** start Given data **

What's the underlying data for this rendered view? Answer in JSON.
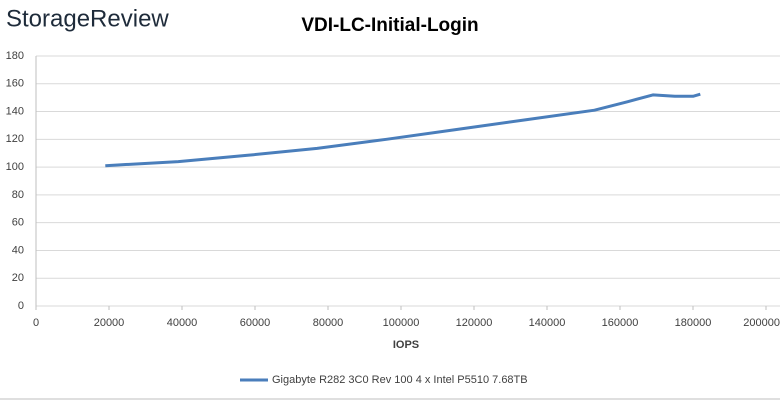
{
  "brand": "StorageReview",
  "chart_data": {
    "type": "line",
    "title": "VDI-LC-Initial-Login",
    "x_label": "IOPS",
    "x": [
      19000,
      39000,
      58000,
      77000,
      96000,
      115000,
      134000,
      153000,
      162000,
      169000,
      175000,
      180000,
      182000
    ],
    "series": [
      {
        "name": "Gigabyte R282 3C0 Rev 100 4 x Intel P5510 7.68TB",
        "color": "#4a7ebb",
        "values": [
          101,
          104,
          108.5,
          113.5,
          120,
          127,
          134,
          141,
          147,
          152,
          151,
          151,
          152.5
        ]
      }
    ],
    "xlim": [
      0,
      200000
    ],
    "xticks": [
      0,
      20000,
      40000,
      60000,
      80000,
      100000,
      120000,
      140000,
      160000,
      180000,
      200000
    ],
    "ylim": [
      0,
      180
    ],
    "yticks": [
      0,
      20,
      40,
      60,
      80,
      100,
      120,
      140,
      160,
      180
    ],
    "grid": true,
    "legend": "bottom"
  }
}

** end Given data **

- **Given task**
Print each entry shown above with exact wording and no pictures.

- **Solved problem**
What's the underlying data for this rendered view? Answer in JSON.
{
  "brand": "StorageReview",
  "chart_data": {
    "type": "line",
    "title": "VDI-LC-Initial-Login",
    "x_label": "IOPS",
    "x": [
      19000,
      39000,
      58000,
      77000,
      96000,
      115000,
      134000,
      153000,
      162000,
      169000,
      175000,
      180000,
      182000
    ],
    "series": [
      {
        "name": "Gigabyte R282 3C0 Rev 100 4 x Intel P5510 7.68TB",
        "color": "#4a7ebb",
        "values": [
          101,
          104,
          108.5,
          113.5,
          120,
          127,
          134,
          141,
          147,
          152,
          151,
          151,
          152.5
        ]
      }
    ],
    "xlim": [
      0,
      200000
    ],
    "xticks": [
      0,
      20000,
      40000,
      60000,
      80000,
      100000,
      120000,
      140000,
      160000,
      180000,
      200000
    ],
    "ylim": [
      0,
      180
    ],
    "yticks": [
      0,
      20,
      40,
      60,
      80,
      100,
      120,
      140,
      160,
      180
    ],
    "grid": true,
    "legend": "bottom"
  }
}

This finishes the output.